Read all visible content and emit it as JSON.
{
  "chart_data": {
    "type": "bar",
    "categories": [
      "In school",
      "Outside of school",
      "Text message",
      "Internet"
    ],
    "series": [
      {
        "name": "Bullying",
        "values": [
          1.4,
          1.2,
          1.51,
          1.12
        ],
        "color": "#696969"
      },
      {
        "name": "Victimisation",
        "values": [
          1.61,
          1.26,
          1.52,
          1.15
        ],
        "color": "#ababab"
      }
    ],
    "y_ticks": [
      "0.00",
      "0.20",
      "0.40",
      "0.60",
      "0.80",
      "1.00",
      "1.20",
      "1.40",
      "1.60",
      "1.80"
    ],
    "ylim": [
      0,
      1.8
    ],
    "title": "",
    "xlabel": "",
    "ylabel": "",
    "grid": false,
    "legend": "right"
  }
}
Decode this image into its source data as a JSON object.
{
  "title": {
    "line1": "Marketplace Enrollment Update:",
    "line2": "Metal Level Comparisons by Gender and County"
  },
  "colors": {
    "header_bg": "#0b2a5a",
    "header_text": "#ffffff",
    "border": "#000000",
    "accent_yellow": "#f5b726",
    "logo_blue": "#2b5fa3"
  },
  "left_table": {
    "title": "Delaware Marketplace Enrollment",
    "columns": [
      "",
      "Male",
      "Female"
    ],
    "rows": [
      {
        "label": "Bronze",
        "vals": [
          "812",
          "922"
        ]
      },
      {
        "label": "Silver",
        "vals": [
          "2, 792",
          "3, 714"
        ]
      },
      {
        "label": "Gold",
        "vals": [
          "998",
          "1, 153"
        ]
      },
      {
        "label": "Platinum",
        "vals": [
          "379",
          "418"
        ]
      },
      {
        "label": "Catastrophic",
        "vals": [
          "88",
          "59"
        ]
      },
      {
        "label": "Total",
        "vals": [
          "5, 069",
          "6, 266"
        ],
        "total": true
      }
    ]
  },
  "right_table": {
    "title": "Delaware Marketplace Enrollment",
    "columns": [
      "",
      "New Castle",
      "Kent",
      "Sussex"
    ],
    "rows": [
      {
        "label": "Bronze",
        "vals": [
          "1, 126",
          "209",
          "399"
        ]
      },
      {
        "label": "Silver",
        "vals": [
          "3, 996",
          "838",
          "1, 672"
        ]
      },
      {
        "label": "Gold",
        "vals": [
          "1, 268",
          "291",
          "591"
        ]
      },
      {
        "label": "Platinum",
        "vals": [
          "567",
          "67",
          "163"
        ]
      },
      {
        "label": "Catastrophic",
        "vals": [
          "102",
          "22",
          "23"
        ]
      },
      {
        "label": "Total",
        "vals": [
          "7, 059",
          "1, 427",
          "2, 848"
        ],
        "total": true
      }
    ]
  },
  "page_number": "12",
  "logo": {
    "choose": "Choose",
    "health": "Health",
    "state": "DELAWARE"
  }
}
● ● ●
- **GOAL**
Take the material above and return all of it exactly.

- **SOLVED EXERCISE**
Read all visible content and emit it as JSON.
{
  "chart_data": {
    "type": "bar",
    "categories": [
      "In school",
      "Outside of school",
      "Text message",
      "Internet"
    ],
    "series": [
      {
        "name": "Bullying",
        "values": [
          1.4,
          1.2,
          1.51,
          1.12
        ],
        "color": "#696969"
      },
      {
        "name": "Victimisation",
        "values": [
          1.61,
          1.26,
          1.52,
          1.15
        ],
        "color": "#ababab"
      }
    ],
    "y_ticks": [
      "0.00",
      "0.20",
      "0.40",
      "0.60",
      "0.80",
      "1.00",
      "1.20",
      "1.40",
      "1.60",
      "1.80"
    ],
    "ylim": [
      0,
      1.8
    ],
    "title": "",
    "xlabel": "",
    "ylabel": "",
    "grid": false,
    "legend": "right"
  }
}
Decode this image into its source data as a JSON object.
{
  "title": {
    "line1": "Marketplace Enrollment Update:",
    "line2": "Metal Level Comparisons by Gender and County"
  },
  "colors": {
    "header_bg": "#0b2a5a",
    "header_text": "#ffffff",
    "border": "#000000",
    "accent_yellow": "#f5b726",
    "logo_blue": "#2b5fa3"
  },
  "left_table": {
    "title": "Delaware Marketplace Enrollment",
    "columns": [
      "",
      "Male",
      "Female"
    ],
    "rows": [
      {
        "label": "Bronze",
        "vals": [
          "812",
          "922"
        ]
      },
      {
        "label": "Silver",
        "vals": [
          "2, 792",
          "3, 714"
        ]
      },
      {
        "label": "Gold",
        "vals": [
          "998",
          "1, 153"
        ]
      },
      {
        "label": "Platinum",
        "vals": [
          "379",
          "418"
        ]
      },
      {
        "label": "Catastrophic",
        "vals": [
          "88",
          "59"
        ]
      },
      {
        "label": "Total",
        "vals": [
          "5, 069",
          "6, 266"
        ],
        "total": true
      }
    ]
  },
  "right_table": {
    "title": "Delaware Marketplace Enrollment",
    "columns": [
      "",
      "New Castle",
      "Kent",
      "Sussex"
    ],
    "rows": [
      {
        "label": "Bronze",
        "vals": [
          "1, 126",
          "209",
          "399"
        ]
      },
      {
        "label": "Silver",
        "vals": [
          "3, 996",
          "838",
          "1, 672"
        ]
      },
      {
        "label": "Gold",
        "vals": [
          "1, 268",
          "291",
          "591"
        ]
      },
      {
        "label": "Platinum",
        "vals": [
          "567",
          "67",
          "163"
        ]
      },
      {
        "label": "Catastrophic",
        "vals": [
          "102",
          "22",
          "23"
        ]
      },
      {
        "label": "Total",
        "vals": [
          "7, 059",
          "1, 427",
          "2, 848"
        ],
        "total": true
      }
    ]
  },
  "page_number": "12",
  "logo": {
    "choose": "Choose",
    "health": "Health",
    "state": "DELAWARE"
  }
}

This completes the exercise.